╭──

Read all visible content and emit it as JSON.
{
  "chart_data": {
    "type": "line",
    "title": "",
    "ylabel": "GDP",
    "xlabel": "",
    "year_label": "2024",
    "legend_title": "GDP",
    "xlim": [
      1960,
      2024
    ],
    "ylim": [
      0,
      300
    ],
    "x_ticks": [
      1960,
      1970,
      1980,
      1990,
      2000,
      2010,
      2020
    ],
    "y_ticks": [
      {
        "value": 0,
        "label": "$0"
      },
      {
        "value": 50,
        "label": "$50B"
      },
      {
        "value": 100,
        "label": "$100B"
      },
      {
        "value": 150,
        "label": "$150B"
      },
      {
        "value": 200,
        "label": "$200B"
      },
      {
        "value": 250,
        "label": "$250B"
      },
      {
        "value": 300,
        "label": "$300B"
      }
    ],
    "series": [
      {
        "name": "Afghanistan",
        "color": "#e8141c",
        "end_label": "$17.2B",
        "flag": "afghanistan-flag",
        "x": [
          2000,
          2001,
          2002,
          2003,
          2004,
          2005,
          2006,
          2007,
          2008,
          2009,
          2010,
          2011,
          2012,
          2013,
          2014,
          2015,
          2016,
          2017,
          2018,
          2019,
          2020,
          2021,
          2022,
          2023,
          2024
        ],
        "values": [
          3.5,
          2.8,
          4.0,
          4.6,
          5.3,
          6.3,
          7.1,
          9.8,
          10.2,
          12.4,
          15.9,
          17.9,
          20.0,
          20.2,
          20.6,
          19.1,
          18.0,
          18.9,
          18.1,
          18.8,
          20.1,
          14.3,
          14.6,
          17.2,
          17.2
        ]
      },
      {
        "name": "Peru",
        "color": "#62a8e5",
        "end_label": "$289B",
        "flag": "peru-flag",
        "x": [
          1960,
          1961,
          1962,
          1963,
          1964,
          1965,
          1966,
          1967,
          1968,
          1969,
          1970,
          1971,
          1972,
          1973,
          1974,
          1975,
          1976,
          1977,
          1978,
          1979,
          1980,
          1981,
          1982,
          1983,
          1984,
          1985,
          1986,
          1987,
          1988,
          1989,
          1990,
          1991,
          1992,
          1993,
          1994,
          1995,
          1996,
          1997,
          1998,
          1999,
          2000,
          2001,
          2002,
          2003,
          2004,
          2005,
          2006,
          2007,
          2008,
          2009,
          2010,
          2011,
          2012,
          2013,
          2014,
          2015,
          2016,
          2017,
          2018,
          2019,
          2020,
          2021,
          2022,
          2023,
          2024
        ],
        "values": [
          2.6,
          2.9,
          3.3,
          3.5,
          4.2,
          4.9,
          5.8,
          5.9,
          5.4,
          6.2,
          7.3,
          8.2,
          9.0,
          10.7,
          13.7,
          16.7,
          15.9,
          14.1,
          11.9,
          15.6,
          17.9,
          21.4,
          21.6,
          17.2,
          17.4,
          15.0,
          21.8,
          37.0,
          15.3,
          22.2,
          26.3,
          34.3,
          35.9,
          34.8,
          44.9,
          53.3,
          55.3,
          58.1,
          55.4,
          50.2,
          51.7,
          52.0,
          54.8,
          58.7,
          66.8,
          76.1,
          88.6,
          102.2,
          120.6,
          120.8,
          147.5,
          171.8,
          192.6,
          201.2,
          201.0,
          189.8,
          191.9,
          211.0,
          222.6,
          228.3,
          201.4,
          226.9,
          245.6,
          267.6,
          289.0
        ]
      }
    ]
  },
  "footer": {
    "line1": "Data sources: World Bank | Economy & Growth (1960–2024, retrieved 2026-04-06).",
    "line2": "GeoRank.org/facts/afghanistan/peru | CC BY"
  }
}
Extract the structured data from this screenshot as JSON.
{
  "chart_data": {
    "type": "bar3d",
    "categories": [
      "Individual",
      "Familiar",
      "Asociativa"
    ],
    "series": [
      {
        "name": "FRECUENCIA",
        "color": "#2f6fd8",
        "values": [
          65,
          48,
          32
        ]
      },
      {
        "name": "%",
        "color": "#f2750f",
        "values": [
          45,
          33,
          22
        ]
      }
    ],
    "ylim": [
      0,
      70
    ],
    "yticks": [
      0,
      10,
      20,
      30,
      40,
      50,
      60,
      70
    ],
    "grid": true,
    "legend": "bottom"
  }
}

╰──

**EXERCISE GOAL**: Your task is to quote all of the data word for word.

**EXERCISE ANSWER**:
Read all visible content and emit it as JSON.
{
  "chart_data": {
    "type": "line",
    "title": "",
    "ylabel": "GDP",
    "xlabel": "",
    "year_label": "2024",
    "legend_title": "GDP",
    "xlim": [
      1960,
      2024
    ],
    "ylim": [
      0,
      300
    ],
    "x_ticks": [
      1960,
      1970,
      1980,
      1990,
      2000,
      2010,
      2020
    ],
    "y_ticks": [
      {
        "value": 0,
        "label": "$0"
      },
      {
        "value": 50,
        "label": "$50B"
      },
      {
        "value": 100,
        "label": "$100B"
      },
      {
        "value": 150,
        "label": "$150B"
      },
      {
        "value": 200,
        "label": "$200B"
      },
      {
        "value": 250,
        "label": "$250B"
      },
      {
        "value": 300,
        "label": "$300B"
      }
    ],
    "series": [
      {
        "name": "Afghanistan",
        "color": "#e8141c",
        "end_label": "$17.2B",
        "flag": "afghanistan-flag",
        "x": [
          2000,
          2001,
          2002,
          2003,
          2004,
          2005,
          2006,
          2007,
          2008,
          2009,
          2010,
          2011,
          2012,
          2013,
          2014,
          2015,
          2016,
          2017,
          2018,
          2019,
          2020,
          2021,
          2022,
          2023,
          2024
        ],
        "values": [
          3.5,
          2.8,
          4.0,
          4.6,
          5.3,
          6.3,
          7.1,
          9.8,
          10.2,
          12.4,
          15.9,
          17.9,
          20.0,
          20.2,
          20.6,
          19.1,
          18.0,
          18.9,
          18.1,
          18.8,
          20.1,
          14.3,
          14.6,
          17.2,
          17.2
        ]
      },
      {
        "name": "Peru",
        "color": "#62a8e5",
        "end_label": "$289B",
        "flag": "peru-flag",
        "x": [
          1960,
          1961,
          1962,
          1963,
          1964,
          1965,
          1966,
          1967,
          1968,
          1969,
          1970,
          1971,
          1972,
          1973,
          1974,
          1975,
          1976,
          1977,
          1978,
          1979,
          1980,
          1981,
          1982,
          1983,
          1984,
          1985,
          1986,
          1987,
          1988,
          1989,
          1990,
          1991,
          1992,
          1993,
          1994,
          1995,
          1996,
          1997,
          1998,
          1999,
          2000,
          2001,
          2002,
          2003,
          2004,
          2005,
          2006,
          2007,
          2008,
          2009,
          2010,
          2011,
          2012,
          2013,
          2014,
          2015,
          2016,
          2017,
          2018,
          2019,
          2020,
          2021,
          2022,
          2023,
          2024
        ],
        "values": [
          2.6,
          2.9,
          3.3,
          3.5,
          4.2,
          4.9,
          5.8,
          5.9,
          5.4,
          6.2,
          7.3,
          8.2,
          9.0,
          10.7,
          13.7,
          16.7,
          15.9,
          14.1,
          11.9,
          15.6,
          17.9,
          21.4,
          21.6,
          17.2,
          17.4,
          15.0,
          21.8,
          37.0,
          15.3,
          22.2,
          26.3,
          34.3,
          35.9,
          34.8,
          44.9,
          53.3,
          55.3,
          58.1,
          55.4,
          50.2,
          51.7,
          52.0,
          54.8,
          58.7,
          66.8,
          76.1,
          88.6,
          102.2,
          120.6,
          120.8,
          147.5,
          171.8,
          192.6,
          201.2,
          201.0,
          189.8,
          191.9,
          211.0,
          222.6,
          228.3,
          201.4,
          226.9,
          245.6,
          267.6,
          289.0
        ]
      }
    ]
  },
  "footer": {
    "line1": "Data sources: World Bank | Economy & Growth (1960–2024, retrieved 2026-04-06).",
    "line2": "GeoRank.org/facts/afghanistan/peru | CC BY"
  }
}
Extract the structured data from this screenshot as JSON.
{
  "chart_data": {
    "type": "bar3d",
    "categories": [
      "Individual",
      "Familiar",
      "Asociativa"
    ],
    "series": [
      {
        "name": "FRECUENCIA",
        "color": "#2f6fd8",
        "values": [
          65,
          48,
          32
        ]
      },
      {
        "name": "%",
        "color": "#f2750f",
        "values": [
          45,
          33,
          22
        ]
      }
    ],
    "ylim": [
      0,
      70
    ],
    "yticks": [
      0,
      10,
      20,
      30,
      40,
      50,
      60,
      70
    ],
    "grid": true,
    "legend": "bottom"
  }
}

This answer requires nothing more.